§ STATED GOAL: Search the material for "ylabel" and show all lines that contain it.

Source data:

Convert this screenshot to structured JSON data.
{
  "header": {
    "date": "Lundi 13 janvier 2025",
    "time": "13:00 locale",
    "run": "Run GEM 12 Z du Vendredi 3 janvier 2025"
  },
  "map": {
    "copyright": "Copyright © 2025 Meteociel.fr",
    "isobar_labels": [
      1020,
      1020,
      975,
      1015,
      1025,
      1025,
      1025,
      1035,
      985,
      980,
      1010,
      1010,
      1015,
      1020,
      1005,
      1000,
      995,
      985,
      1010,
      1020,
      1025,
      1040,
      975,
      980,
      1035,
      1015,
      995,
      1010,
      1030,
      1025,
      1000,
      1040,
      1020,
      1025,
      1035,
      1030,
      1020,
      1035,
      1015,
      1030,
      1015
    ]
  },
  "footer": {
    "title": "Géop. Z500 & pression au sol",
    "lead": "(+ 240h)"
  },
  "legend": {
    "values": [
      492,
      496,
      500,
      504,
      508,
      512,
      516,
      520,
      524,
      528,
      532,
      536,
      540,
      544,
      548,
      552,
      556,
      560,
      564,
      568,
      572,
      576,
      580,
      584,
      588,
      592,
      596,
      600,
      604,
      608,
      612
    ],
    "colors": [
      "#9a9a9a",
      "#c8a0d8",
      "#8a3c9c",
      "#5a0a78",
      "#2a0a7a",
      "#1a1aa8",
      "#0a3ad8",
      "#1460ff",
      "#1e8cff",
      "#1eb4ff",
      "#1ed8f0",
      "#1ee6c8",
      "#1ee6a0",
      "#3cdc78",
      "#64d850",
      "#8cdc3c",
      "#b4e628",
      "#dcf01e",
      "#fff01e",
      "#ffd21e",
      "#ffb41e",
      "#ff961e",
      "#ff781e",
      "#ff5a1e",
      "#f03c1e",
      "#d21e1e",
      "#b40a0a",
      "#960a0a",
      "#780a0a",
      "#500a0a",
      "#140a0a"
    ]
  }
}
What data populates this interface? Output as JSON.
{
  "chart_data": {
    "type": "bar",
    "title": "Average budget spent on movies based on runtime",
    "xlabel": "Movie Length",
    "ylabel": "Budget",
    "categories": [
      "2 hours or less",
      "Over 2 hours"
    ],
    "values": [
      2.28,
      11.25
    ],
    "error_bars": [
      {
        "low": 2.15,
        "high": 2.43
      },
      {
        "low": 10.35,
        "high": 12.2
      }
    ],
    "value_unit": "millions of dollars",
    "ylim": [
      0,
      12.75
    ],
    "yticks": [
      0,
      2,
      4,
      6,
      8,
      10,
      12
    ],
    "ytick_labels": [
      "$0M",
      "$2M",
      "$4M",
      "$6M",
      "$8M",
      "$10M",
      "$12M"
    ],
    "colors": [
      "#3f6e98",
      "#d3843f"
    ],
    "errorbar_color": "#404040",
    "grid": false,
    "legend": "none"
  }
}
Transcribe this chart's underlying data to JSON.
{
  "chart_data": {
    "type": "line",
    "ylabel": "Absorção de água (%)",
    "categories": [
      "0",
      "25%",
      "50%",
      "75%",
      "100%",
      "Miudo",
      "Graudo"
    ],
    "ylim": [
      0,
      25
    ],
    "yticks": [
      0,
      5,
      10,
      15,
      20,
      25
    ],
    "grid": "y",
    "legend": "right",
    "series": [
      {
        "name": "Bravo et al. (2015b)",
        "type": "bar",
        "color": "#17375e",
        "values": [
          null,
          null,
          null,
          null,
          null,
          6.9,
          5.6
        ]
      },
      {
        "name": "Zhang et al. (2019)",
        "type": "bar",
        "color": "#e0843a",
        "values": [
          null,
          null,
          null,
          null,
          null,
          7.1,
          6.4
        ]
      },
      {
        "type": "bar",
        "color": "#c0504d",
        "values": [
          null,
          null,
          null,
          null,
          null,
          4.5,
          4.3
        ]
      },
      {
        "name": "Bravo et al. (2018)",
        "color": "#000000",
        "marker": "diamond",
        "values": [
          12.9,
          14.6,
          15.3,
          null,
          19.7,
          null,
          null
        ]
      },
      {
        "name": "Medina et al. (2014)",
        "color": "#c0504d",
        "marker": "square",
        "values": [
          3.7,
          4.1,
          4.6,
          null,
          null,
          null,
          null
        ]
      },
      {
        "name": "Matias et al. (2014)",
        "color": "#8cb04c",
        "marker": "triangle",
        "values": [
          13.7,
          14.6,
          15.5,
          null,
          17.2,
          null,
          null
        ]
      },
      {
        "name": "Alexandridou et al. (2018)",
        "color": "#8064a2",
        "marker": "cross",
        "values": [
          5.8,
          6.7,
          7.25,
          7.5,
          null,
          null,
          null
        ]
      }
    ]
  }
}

§ TASK RESULT:
    "ylabel": "Budget",
    "ylabel": "Absorção de água (%)",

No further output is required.